• _Written task 1_
Copy out the entire Marian Zazeela passage word for word.

***** Excerpt to read *****

- Zazeela playing the Tanpura, c. 1979
- Born: April 15, 1940 New York City, U.S.
- Died: March 28, 2024 (aged 83) New York City, U.S.
- Known for: Painter, musician, light artist, calligrapher, kinetic art sculptor, graphic artist, singer, Tanpura musician
- Musical career
- Instruments: Voice; Tambura;
- Formerly of: Theatre of Eternal Music;
- Website: MELA Foundation

= Marian Zazeela =

American light artist (1940–2024)

Marian Zazeela (April 15, 1940 – March 28, 2024) was an American light artist, designer, calligrapher, painter, and musician based in New York City. She was a member of the 1960s experimental music collective Theatre of Eternal Music, and was known for her collaborative work with her husband, the minimalist composer La Monte Young.

***** Entries *****

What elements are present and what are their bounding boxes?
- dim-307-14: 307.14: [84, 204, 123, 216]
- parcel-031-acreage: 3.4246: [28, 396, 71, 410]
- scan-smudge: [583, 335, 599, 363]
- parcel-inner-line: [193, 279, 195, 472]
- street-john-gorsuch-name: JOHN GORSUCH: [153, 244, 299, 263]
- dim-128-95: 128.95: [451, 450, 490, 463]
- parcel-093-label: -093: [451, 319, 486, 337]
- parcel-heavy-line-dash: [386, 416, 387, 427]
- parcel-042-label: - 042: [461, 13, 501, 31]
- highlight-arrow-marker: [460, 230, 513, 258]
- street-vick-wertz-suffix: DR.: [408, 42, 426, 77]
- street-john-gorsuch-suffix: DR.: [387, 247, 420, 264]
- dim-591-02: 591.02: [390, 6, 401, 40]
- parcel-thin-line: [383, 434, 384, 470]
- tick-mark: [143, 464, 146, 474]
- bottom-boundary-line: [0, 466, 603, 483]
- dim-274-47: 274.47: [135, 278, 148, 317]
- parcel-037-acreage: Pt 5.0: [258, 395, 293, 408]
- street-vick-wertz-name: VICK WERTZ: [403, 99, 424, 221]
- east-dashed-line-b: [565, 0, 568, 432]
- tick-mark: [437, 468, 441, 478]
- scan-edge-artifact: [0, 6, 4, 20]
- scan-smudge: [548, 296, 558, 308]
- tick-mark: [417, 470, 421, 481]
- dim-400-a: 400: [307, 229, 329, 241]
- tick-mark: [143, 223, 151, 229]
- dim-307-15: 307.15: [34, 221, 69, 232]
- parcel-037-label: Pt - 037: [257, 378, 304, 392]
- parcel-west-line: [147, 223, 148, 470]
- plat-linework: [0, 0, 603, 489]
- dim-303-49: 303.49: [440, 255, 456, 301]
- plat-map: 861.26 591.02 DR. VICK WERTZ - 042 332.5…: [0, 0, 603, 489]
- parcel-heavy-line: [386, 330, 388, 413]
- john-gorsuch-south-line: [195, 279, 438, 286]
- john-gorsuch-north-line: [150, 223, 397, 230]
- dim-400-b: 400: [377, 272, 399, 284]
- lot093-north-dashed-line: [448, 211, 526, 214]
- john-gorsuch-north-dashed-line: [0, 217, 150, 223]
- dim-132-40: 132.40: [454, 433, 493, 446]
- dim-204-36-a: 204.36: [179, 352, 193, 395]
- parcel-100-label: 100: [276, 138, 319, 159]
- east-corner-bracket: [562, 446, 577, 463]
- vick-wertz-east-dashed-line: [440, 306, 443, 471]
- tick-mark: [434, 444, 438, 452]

*****

• _Written task 2_
Write out the entries from their first line through the line containing "- dim-591-02: 591.02: [390, 6, 401, 40]", including both ends, and nothing more.

• _Response 1_
- Zazeela playing the Tanpura, c. 1979
- Born: April 15, 1940 New York City, U.S.
- Died: March 28, 2024 (aged 83) New York City, U.S.
- Known for: Painter, musician, light artist, calligrapher, kinetic art sculptor, graphic artist, singer, Tanpura musician
- Musical career
- Instruments: Voice; Tambura;
- Formerly of: Theatre of Eternal Music;
- Website: MELA Foundation

= Marian Zazeela =

American light artist (1940–2024)

Marian Zazeela (April 15, 1940 – March 28, 2024) was an American light artist, designer, calligrapher, painter, and musician based in New York City. She was a member of the 1960s experimental music collective Theatre of Eternal Music, and was known for her collaborative work with her husband, the minimalist composer La Monte Young.

• _Response 2_
What elements are present and what are their bounding boxes?
- dim-307-14: 307.14: [84, 204, 123, 216]
- parcel-031-acreage: 3.4246: [28, 396, 71, 410]
- scan-smudge: [583, 335, 599, 363]
- parcel-inner-line: [193, 279, 195, 472]
- street-john-gorsuch-name: JOHN GORSUCH: [153, 244, 299, 263]
- dim-128-95: 128.95: [451, 450, 490, 463]
- parcel-093-label: -093: [451, 319, 486, 337]
- parcel-heavy-line-dash: [386, 416, 387, 427]
- parcel-042-label: - 042: [461, 13, 501, 31]
- highlight-arrow-marker: [460, 230, 513, 258]
- street-vick-wertz-suffix: DR.: [408, 42, 426, 77]
- street-john-gorsuch-suffix: DR.: [387, 247, 420, 264]
- dim-591-02: 591.02: [390, 6, 401, 40]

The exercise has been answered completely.